Exercise brief |
Identify the lines that include the word "JSON", then copy all of them.

(Items from a figure collection)
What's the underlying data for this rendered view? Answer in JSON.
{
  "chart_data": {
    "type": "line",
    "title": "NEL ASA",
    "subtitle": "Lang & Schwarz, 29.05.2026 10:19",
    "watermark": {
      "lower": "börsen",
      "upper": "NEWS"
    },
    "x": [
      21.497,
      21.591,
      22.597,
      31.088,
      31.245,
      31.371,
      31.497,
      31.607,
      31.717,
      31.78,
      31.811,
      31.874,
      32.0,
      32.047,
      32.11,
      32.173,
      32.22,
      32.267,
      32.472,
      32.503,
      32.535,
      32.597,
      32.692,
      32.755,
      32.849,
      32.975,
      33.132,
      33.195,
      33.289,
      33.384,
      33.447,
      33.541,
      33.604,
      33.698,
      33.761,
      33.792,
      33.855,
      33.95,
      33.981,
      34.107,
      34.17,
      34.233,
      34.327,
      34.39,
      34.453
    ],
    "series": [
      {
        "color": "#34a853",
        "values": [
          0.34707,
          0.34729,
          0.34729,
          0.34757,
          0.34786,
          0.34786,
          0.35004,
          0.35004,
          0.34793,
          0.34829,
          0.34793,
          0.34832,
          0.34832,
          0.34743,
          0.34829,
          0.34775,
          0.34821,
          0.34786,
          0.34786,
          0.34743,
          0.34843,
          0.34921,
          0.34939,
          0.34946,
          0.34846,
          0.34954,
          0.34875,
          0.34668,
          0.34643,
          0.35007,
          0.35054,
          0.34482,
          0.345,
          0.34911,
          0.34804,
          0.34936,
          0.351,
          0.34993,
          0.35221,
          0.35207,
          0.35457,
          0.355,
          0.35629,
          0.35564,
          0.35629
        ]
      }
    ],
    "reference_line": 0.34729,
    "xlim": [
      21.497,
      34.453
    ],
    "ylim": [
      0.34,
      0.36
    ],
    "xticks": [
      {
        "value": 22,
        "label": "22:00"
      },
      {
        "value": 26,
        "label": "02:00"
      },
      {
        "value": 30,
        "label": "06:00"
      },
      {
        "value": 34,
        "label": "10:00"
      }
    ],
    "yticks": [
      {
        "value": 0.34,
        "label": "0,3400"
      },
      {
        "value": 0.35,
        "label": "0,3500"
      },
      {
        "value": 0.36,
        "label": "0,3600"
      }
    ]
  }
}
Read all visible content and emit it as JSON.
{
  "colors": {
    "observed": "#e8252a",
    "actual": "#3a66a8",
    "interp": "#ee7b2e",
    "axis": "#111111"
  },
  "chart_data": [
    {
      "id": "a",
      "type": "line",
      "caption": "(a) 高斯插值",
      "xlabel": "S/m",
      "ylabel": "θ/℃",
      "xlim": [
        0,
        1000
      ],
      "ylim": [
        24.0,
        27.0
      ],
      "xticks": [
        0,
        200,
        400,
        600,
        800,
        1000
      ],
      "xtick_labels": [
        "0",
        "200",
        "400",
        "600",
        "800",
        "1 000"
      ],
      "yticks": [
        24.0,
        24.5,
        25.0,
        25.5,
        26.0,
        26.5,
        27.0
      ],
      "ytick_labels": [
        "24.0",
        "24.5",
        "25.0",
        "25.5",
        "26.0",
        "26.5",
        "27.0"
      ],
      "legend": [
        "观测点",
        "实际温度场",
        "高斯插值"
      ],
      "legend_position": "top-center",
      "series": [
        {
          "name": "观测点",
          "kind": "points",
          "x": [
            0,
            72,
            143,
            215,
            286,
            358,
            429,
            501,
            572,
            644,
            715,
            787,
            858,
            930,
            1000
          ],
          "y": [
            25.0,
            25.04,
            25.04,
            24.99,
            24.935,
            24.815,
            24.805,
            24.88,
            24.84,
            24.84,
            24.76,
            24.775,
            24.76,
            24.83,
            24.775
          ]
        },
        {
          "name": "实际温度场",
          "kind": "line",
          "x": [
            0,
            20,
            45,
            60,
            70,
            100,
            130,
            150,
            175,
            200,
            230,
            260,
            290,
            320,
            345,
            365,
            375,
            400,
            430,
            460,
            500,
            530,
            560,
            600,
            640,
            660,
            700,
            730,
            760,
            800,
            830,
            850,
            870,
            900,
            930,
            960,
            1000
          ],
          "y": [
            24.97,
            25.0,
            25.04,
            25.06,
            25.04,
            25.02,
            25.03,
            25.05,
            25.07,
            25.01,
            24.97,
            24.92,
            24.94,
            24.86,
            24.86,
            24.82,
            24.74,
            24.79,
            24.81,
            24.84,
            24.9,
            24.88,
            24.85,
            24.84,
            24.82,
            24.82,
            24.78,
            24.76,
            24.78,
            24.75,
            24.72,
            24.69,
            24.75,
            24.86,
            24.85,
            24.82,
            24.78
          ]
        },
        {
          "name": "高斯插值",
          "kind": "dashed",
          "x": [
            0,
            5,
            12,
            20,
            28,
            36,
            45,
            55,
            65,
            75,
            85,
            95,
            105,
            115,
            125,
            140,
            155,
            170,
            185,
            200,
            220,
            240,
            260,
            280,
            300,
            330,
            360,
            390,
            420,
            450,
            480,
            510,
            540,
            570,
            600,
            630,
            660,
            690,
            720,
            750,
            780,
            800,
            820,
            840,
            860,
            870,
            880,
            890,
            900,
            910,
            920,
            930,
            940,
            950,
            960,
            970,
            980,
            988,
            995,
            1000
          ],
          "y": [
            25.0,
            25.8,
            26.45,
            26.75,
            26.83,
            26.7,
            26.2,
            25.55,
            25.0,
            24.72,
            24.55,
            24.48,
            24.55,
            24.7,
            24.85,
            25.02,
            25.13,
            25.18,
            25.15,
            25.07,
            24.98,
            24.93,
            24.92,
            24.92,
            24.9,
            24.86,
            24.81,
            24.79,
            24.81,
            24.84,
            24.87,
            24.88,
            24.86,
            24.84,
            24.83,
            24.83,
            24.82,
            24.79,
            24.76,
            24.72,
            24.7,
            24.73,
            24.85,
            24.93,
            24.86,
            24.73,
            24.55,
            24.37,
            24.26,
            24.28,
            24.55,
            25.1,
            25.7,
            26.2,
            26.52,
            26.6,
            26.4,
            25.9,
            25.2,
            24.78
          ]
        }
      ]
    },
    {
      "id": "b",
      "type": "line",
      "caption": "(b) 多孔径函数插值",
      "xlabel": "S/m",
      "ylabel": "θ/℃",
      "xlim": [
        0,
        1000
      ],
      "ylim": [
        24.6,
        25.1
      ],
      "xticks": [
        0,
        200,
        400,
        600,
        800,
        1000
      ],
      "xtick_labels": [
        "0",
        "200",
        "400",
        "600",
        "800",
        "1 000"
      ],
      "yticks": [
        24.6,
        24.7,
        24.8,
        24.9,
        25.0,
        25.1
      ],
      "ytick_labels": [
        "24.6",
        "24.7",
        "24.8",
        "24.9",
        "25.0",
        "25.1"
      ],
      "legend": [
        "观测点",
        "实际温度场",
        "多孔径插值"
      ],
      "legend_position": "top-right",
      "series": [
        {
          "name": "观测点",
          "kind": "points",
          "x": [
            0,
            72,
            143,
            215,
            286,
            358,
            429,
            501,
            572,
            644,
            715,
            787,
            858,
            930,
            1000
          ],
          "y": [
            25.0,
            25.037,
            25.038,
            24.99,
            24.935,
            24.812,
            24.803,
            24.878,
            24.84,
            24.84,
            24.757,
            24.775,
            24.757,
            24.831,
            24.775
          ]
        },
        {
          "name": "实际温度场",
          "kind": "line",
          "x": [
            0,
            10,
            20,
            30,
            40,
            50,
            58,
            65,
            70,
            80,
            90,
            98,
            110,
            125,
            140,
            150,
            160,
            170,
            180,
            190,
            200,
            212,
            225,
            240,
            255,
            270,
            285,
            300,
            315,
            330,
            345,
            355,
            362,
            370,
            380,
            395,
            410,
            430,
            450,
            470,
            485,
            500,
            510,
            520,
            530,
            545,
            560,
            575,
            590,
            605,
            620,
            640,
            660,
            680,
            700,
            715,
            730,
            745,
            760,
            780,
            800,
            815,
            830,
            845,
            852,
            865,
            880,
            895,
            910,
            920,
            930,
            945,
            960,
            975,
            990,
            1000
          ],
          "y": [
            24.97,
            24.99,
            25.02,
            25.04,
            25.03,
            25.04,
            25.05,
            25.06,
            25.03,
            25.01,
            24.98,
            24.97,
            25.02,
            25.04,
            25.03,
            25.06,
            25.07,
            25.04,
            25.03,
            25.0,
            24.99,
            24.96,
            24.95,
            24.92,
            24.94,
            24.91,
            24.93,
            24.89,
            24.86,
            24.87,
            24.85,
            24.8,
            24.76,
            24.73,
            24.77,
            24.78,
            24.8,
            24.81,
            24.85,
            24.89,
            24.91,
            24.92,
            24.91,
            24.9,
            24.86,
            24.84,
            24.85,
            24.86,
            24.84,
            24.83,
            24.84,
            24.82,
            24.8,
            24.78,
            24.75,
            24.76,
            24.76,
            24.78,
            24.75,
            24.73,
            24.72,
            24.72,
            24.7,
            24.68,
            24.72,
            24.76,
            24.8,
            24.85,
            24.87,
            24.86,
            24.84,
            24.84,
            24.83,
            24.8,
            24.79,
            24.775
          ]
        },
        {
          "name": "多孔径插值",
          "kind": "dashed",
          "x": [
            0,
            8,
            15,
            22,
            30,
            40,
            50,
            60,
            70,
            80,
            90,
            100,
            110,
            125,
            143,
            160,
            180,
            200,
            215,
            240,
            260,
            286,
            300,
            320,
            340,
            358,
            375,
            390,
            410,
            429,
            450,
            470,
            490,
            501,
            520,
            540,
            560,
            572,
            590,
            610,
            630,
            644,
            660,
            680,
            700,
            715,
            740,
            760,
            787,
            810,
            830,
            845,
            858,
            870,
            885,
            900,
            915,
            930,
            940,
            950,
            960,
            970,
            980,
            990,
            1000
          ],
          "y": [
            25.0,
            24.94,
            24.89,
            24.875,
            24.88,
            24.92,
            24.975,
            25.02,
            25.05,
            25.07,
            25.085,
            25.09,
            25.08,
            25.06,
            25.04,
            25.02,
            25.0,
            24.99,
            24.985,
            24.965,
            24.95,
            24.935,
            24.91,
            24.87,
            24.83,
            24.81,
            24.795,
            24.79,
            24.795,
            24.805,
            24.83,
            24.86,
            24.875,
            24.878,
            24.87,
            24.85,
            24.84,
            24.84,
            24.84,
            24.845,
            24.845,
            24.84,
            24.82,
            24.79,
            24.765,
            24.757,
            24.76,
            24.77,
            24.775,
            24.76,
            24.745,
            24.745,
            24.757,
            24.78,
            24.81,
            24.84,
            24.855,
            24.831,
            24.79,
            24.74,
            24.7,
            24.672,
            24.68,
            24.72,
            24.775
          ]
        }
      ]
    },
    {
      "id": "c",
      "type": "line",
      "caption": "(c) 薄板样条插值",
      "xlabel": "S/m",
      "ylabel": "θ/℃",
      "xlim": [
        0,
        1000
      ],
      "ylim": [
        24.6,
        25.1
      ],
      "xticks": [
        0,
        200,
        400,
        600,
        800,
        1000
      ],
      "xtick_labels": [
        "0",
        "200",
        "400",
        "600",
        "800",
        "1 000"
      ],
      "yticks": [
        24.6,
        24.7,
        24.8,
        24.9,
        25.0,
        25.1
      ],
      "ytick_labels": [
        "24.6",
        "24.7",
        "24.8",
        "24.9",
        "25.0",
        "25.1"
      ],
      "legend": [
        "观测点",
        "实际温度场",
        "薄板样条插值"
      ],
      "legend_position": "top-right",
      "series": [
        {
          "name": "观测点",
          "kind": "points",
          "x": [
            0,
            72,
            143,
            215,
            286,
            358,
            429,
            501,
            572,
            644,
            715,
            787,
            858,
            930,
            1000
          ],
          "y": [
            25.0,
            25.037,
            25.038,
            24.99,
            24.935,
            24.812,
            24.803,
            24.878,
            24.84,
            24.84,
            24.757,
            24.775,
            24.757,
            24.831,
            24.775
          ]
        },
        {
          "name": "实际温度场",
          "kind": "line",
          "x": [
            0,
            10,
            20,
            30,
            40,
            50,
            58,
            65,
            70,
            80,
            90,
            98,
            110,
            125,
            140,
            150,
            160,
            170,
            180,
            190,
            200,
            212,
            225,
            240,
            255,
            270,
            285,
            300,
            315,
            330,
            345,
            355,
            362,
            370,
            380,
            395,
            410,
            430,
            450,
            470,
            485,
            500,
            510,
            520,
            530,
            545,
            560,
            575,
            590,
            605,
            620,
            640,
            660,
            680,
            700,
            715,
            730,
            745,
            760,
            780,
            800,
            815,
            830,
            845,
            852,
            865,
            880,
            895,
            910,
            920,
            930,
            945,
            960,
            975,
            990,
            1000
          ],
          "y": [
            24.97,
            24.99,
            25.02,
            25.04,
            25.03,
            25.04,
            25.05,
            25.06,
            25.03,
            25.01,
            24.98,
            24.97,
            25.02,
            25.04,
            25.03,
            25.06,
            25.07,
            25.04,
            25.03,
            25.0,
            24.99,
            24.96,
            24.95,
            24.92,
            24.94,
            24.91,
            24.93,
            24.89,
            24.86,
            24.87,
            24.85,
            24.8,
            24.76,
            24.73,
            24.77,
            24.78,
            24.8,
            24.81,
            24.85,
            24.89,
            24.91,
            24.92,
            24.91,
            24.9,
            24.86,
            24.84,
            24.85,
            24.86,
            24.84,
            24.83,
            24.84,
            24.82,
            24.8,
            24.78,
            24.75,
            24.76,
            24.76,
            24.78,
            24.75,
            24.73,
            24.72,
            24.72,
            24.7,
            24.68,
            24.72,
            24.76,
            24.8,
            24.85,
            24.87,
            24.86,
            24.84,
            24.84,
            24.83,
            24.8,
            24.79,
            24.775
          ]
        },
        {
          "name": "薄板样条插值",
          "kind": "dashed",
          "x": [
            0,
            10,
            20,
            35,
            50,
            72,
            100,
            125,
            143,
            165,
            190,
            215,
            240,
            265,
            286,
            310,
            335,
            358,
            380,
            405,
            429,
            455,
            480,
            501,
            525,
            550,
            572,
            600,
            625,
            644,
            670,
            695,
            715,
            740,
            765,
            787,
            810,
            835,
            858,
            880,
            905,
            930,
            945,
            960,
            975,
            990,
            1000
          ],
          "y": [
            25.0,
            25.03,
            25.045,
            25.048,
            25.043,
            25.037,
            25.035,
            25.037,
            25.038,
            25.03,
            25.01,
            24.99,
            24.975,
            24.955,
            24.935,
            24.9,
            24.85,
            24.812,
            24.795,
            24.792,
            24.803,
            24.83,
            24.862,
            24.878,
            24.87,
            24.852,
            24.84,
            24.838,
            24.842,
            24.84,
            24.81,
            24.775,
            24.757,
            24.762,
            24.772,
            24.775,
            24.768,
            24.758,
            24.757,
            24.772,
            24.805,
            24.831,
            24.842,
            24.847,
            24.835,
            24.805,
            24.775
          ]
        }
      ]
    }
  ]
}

Full answer |
What's the underlying data for this rendered view? Answer in JSON.
Read all visible content and emit it as JSON.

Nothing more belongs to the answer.